Your task is to repeat the entries exactly. Leave the pictures out.

** Start Rows **

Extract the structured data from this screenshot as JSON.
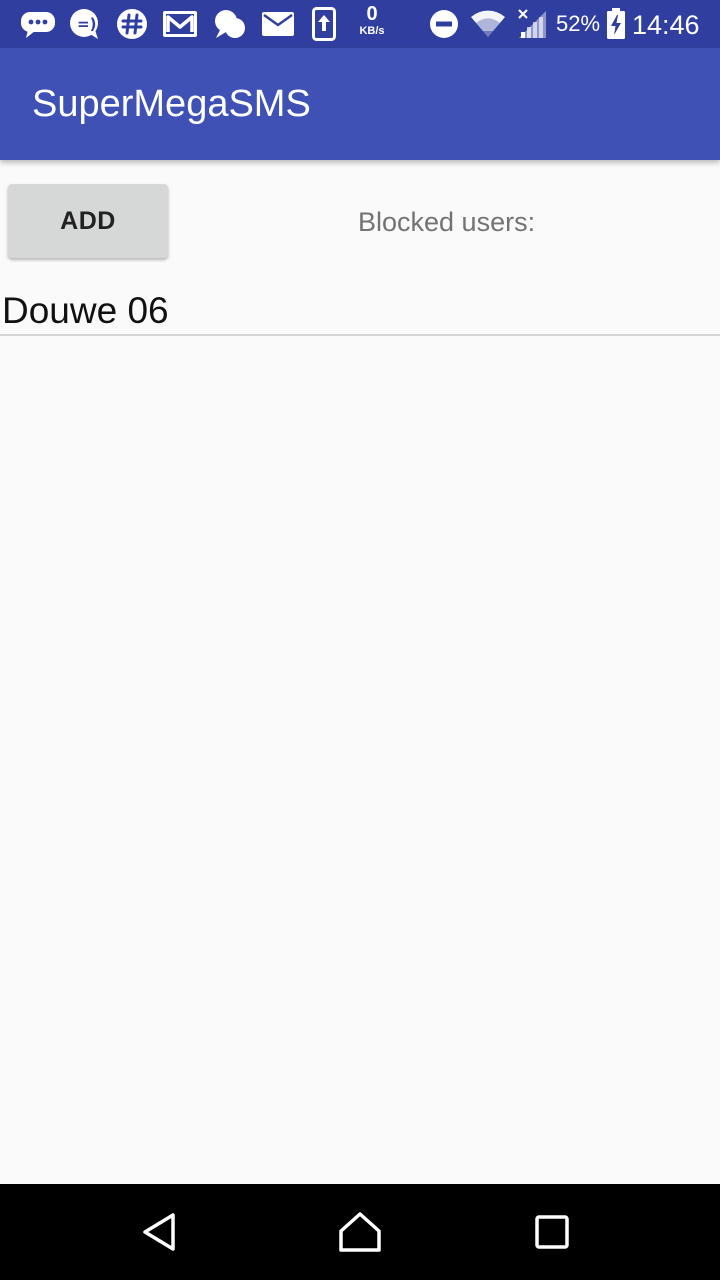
{
  "status_bar": {
    "net_speed_value": "0",
    "net_speed_unit": "KB/s",
    "battery_percent": "52%",
    "time": "14:46"
  },
  "app_bar": {
    "title": "SuperMegaSMS"
  },
  "main": {
    "add_button_label": "ADD",
    "blocked_label": "Blocked users:",
    "blocked_users": [
      "Douwe 06"
    ]
  },
  "nav_bar": {
    "buttons": [
      "back",
      "home",
      "recents"
    ]
  },
  "colors": {
    "status_bar": "#303f9f",
    "app_bar": "#3f51b5",
    "background": "#fafafa",
    "button": "#d6d7d7"
  }
}
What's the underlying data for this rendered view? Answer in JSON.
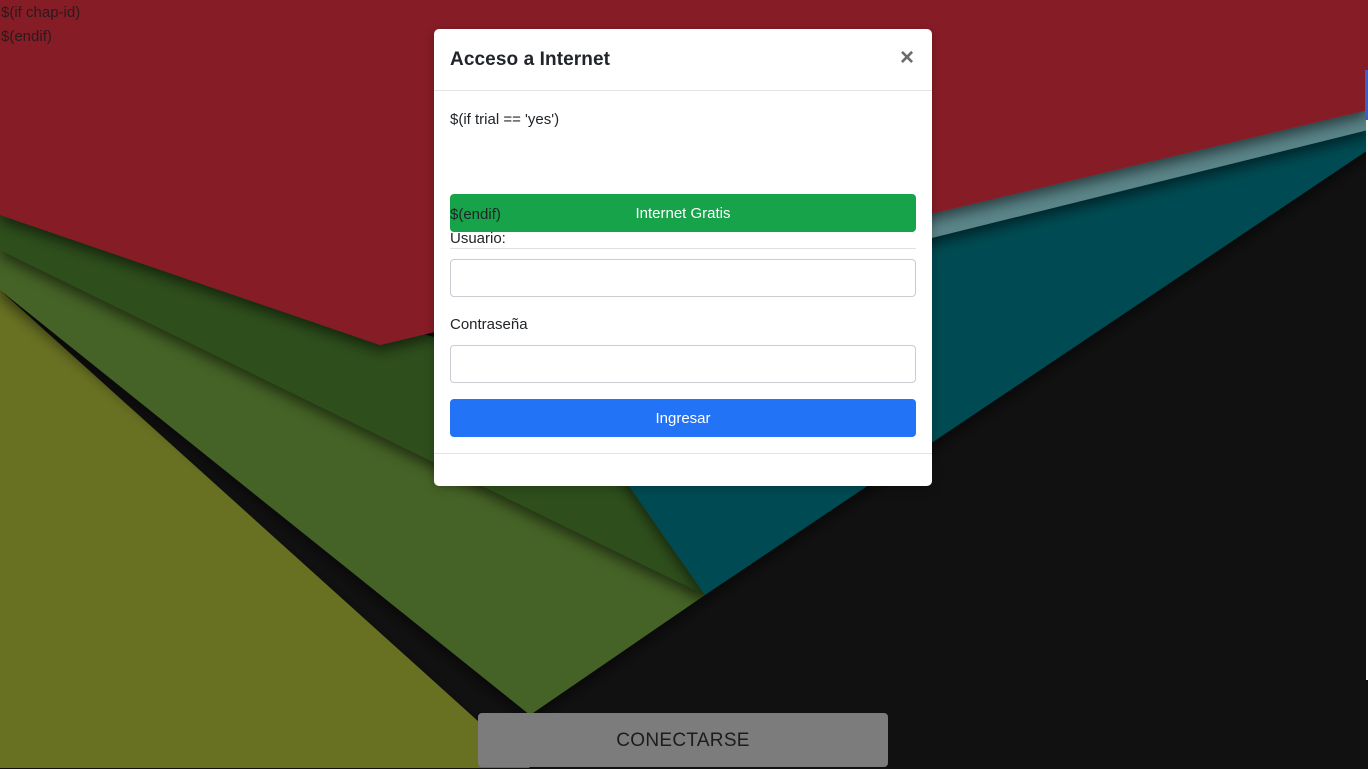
{
  "page": {
    "line1": "$(if chap-id)",
    "line2": "$(endif)"
  },
  "modal": {
    "title": "Acceso a Internet",
    "close_symbol": "×",
    "trial_text": "$(if trial == 'yes')",
    "trial_button": "Internet Gratis",
    "endif_text": "$(endif)",
    "username_label": "Usuario:",
    "username_value": "",
    "password_label": "Contraseña",
    "password_value": "",
    "submit_button": "Ingresar"
  },
  "connect_button": "CONECTARSE",
  "colors": {
    "crimson": "#861f28",
    "teal": "#014b52",
    "slate": "#5a8589",
    "dark_green": "#2f4f1e",
    "mid_green": "#456328",
    "olive": "#676f22",
    "black": "#111111",
    "green_button": "#16a349",
    "blue_button": "#2373f6"
  }
}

** End Rows **

Exercise response =>
Extract the structured data from this screenshot as JSON.
{
  "status_bar": {
    "net_speed_value": "0",
    "net_speed_unit": "KB/s",
    "battery_percent": "52%",
    "time": "14:46"
  },
  "app_bar": {
    "title": "SuperMegaSMS"
  },
  "main": {
    "add_button_label": "ADD",
    "blocked_label": "Blocked users:",
    "blocked_users": [
      "Douwe 06"
    ]
  },
  "nav_bar": {
    "buttons": [
      "back",
      "home",
      "recents"
    ]
  },
  "colors": {
    "status_bar": "#303f9f",
    "app_bar": "#3f51b5",
    "background": "#fafafa",
    "button": "#d6d7d7"
  }
}
What's the underlying data for this rendered view? Answer in JSON.
{
  "page": {
    "line1": "$(if chap-id)",
    "line2": "$(endif)"
  },
  "modal": {
    "title": "Acceso a Internet",
    "close_symbol": "×",
    "trial_text": "$(if trial == 'yes')",
    "trial_button": "Internet Gratis",
    "endif_text": "$(endif)",
    "username_label": "Usuario:",
    "username_value": "",
    "password_label": "Contraseña",
    "password_value": "",
    "submit_button": "Ingresar"
  },
  "connect_button": "CONECTARSE",
  "colors": {
    "crimson": "#861f28",
    "teal": "#014b52",
    "slate": "#5a8589",
    "dark_green": "#2f4f1e",
    "mid_green": "#456328",
    "olive": "#676f22",
    "black": "#111111",
    "green_button": "#16a349",
    "blue_button": "#2373f6"
  }
}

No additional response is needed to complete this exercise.